* BEGIN *

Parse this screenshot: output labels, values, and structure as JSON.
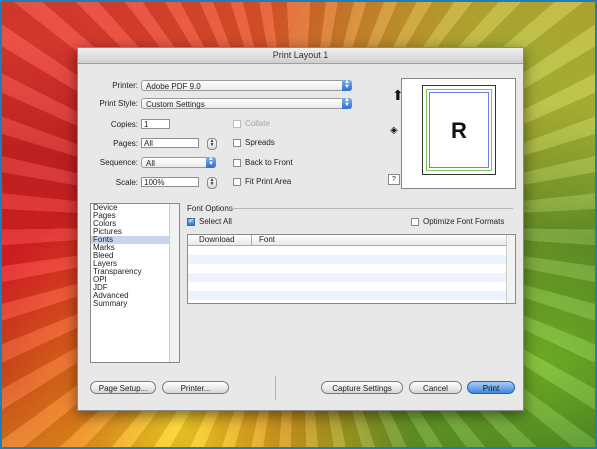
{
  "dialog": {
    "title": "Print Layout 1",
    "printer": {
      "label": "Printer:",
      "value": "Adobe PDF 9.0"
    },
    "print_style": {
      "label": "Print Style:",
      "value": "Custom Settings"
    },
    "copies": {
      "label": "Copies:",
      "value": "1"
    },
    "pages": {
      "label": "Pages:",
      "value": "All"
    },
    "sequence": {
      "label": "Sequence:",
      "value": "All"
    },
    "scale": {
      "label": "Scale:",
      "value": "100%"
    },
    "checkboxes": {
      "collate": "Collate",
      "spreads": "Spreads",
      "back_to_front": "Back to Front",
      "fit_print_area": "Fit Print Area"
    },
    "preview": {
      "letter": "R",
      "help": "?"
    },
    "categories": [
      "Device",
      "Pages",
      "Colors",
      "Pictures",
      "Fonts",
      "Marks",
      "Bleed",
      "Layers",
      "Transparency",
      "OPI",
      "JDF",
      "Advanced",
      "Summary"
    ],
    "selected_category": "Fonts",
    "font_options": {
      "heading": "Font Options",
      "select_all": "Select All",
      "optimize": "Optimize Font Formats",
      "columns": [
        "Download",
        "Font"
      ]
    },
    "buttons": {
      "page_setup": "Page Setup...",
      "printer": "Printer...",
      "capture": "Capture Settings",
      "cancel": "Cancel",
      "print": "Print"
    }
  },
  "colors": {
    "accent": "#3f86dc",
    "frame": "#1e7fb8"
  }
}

* END *
* BEGIN *

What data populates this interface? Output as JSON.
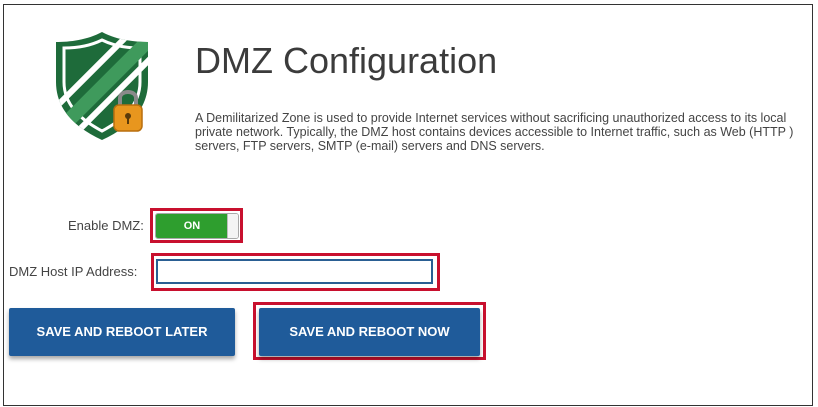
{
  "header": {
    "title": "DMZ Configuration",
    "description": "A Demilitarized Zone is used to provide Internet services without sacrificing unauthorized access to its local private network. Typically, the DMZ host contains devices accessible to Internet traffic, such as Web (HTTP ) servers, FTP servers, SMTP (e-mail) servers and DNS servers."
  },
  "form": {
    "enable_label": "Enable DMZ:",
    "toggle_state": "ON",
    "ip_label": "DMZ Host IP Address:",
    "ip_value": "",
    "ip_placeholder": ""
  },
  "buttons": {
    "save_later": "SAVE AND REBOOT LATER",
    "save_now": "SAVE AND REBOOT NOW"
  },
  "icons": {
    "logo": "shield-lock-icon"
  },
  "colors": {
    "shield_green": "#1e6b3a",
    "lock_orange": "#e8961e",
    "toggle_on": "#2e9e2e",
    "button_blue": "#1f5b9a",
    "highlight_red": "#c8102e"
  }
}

* END *

→ Task instructions: Using the material above, copy every line in which the string "Settings" occurs.

→ Answer below:
      "value": "Custom Settings"
      "capture": "Capture Settings",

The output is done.